- **Written task**
Will you give the material below again, every line exactly as it is?

Records from a collection of figures

========================================================================

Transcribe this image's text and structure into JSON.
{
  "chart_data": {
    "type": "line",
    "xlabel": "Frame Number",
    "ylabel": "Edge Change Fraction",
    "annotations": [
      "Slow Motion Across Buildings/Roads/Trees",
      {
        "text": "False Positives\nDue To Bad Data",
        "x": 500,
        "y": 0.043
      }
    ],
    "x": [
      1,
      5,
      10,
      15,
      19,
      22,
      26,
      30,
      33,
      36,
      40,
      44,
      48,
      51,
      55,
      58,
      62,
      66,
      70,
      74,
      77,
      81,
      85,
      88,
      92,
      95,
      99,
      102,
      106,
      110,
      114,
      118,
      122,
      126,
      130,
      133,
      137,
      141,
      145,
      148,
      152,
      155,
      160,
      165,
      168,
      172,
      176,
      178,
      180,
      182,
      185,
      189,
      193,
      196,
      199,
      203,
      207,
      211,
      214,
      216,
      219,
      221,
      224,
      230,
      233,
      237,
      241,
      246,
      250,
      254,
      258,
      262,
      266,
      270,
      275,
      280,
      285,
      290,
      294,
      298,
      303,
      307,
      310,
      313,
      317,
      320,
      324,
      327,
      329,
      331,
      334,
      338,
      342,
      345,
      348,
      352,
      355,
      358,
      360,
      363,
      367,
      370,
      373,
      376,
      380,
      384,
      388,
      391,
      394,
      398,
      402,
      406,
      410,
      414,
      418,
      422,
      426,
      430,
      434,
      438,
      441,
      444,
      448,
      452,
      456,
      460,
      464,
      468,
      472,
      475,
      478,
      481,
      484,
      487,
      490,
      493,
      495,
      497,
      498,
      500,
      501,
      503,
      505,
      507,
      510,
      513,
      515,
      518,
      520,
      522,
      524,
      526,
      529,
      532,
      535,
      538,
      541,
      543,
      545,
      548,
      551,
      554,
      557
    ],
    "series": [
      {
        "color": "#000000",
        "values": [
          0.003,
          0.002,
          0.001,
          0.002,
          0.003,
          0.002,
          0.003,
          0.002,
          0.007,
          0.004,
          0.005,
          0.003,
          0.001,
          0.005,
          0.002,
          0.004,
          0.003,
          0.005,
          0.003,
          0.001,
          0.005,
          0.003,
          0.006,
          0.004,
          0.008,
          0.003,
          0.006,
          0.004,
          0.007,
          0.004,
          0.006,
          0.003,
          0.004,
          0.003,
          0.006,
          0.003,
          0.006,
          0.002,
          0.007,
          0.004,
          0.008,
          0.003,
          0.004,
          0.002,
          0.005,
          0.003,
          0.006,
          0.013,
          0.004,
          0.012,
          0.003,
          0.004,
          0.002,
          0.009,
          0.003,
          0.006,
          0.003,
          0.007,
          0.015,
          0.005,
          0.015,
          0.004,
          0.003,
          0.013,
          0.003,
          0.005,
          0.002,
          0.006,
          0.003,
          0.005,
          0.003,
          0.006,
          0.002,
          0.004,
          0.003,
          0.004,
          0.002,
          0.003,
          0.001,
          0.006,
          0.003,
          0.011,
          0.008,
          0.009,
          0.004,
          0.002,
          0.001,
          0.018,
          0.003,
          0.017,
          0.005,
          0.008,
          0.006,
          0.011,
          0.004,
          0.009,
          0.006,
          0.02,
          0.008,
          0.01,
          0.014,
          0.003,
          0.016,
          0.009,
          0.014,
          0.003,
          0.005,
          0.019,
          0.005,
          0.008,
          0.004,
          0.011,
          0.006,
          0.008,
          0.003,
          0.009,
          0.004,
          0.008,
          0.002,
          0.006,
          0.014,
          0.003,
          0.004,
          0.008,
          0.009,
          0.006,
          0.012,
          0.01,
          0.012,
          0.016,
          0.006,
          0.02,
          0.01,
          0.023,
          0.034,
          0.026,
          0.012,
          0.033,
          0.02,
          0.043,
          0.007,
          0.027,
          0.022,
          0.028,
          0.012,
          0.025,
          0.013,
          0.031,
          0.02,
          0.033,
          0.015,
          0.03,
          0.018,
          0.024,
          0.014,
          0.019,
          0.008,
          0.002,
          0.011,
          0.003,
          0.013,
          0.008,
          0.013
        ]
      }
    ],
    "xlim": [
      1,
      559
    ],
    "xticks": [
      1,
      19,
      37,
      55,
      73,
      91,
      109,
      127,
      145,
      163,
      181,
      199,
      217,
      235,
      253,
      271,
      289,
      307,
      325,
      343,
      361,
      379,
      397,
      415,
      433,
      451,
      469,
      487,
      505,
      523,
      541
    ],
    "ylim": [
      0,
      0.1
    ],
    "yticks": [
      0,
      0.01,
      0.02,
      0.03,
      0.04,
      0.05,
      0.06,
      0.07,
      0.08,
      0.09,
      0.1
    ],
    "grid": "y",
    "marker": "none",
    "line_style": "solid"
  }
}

========================================================================

- **Expected answer**
Transcribe this image's text and structure into JSON.
{
  "chart_data": {
    "type": "line",
    "xlabel": "Frame Number",
    "ylabel": "Edge Change Fraction",
    "annotations": [
      "Slow Motion Across Buildings/Roads/Trees",
      {
        "text": "False Positives\nDue To Bad Data",
        "x": 500,
        "y": 0.043
      }
    ],
    "x": [
      1,
      5,
      10,
      15,
      19,
      22,
      26,
      30,
      33,
      36,
      40,
      44,
      48,
      51,
      55,
      58,
      62,
      66,
      70,
      74,
      77,
      81,
      85,
      88,
      92,
      95,
      99,
      102,
      106,
      110,
      114,
      118,
      122,
      126,
      130,
      133,
      137,
      141,
      145,
      148,
      152,
      155,
      160,
      165,
      168,
      172,
      176,
      178,
      180,
      182,
      185,
      189,
      193,
      196,
      199,
      203,
      207,
      211,
      214,
      216,
      219,
      221,
      224,
      230,
      233,
      237,
      241,
      246,
      250,
      254,
      258,
      262,
      266,
      270,
      275,
      280,
      285,
      290,
      294,
      298,
      303,
      307,
      310,
      313,
      317,
      320,
      324,
      327,
      329,
      331,
      334,
      338,
      342,
      345,
      348,
      352,
      355,
      358,
      360,
      363,
      367,
      370,
      373,
      376,
      380,
      384,
      388,
      391,
      394,
      398,
      402,
      406,
      410,
      414,
      418,
      422,
      426,
      430,
      434,
      438,
      441,
      444,
      448,
      452,
      456,
      460,
      464,
      468,
      472,
      475,
      478,
      481,
      484,
      487,
      490,
      493,
      495,
      497,
      498,
      500,
      501,
      503,
      505,
      507,
      510,
      513,
      515,
      518,
      520,
      522,
      524,
      526,
      529,
      532,
      535,
      538,
      541,
      543,
      545,
      548,
      551,
      554,
      557
    ],
    "series": [
      {
        "color": "#000000",
        "values": [
          0.003,
          0.002,
          0.001,
          0.002,
          0.003,
          0.002,
          0.003,
          0.002,
          0.007,
          0.004,
          0.005,
          0.003,
          0.001,
          0.005,
          0.002,
          0.004,
          0.003,
          0.005,
          0.003,
          0.001,
          0.005,
          0.003,
          0.006,
          0.004,
          0.008,
          0.003,
          0.006,
          0.004,
          0.007,
          0.004,
          0.006,
          0.003,
          0.004,
          0.003,
          0.006,
          0.003,
          0.006,
          0.002,
          0.007,
          0.004,
          0.008,
          0.003,
          0.004,
          0.002,
          0.005,
          0.003,
          0.006,
          0.013,
          0.004,
          0.012,
          0.003,
          0.004,
          0.002,
          0.009,
          0.003,
          0.006,
          0.003,
          0.007,
          0.015,
          0.005,
          0.015,
          0.004,
          0.003,
          0.013,
          0.003,
          0.005,
          0.002,
          0.006,
          0.003,
          0.005,
          0.003,
          0.006,
          0.002,
          0.004,
          0.003,
          0.004,
          0.002,
          0.003,
          0.001,
          0.006,
          0.003,
          0.011,
          0.008,
          0.009,
          0.004,
          0.002,
          0.001,
          0.018,
          0.003,
          0.017,
          0.005,
          0.008,
          0.006,
          0.011,
          0.004,
          0.009,
          0.006,
          0.02,
          0.008,
          0.01,
          0.014,
          0.003,
          0.016,
          0.009,
          0.014,
          0.003,
          0.005,
          0.019,
          0.005,
          0.008,
          0.004,
          0.011,
          0.006,
          0.008,
          0.003,
          0.009,
          0.004,
          0.008,
          0.002,
          0.006,
          0.014,
          0.003,
          0.004,
          0.008,
          0.009,
          0.006,
          0.012,
          0.01,
          0.012,
          0.016,
          0.006,
          0.02,
          0.01,
          0.023,
          0.034,
          0.026,
          0.012,
          0.033,
          0.02,
          0.043,
          0.007,
          0.027,
          0.022,
          0.028,
          0.012,
          0.025,
          0.013,
          0.031,
          0.02,
          0.033,
          0.015,
          0.03,
          0.018,
          0.024,
          0.014,
          0.019,
          0.008,
          0.002,
          0.011,
          0.003,
          0.013,
          0.008,
          0.013
        ]
      }
    ],
    "xlim": [
      1,
      559
    ],
    "xticks": [
      1,
      19,
      37,
      55,
      73,
      91,
      109,
      127,
      145,
      163,
      181,
      199,
      217,
      235,
      253,
      271,
      289,
      307,
      325,
      343,
      361,
      379,
      397,
      415,
      433,
      451,
      469,
      487,
      505,
      523,
      541
    ],
    "ylim": [
      0,
      0.1
    ],
    "yticks": [
      0,
      0.01,
      0.02,
      0.03,
      0.04,
      0.05,
      0.06,
      0.07,
      0.08,
      0.09,
      0.1
    ],
    "grid": "y",
    "marker": "none",
    "line_style": "solid"
  }
}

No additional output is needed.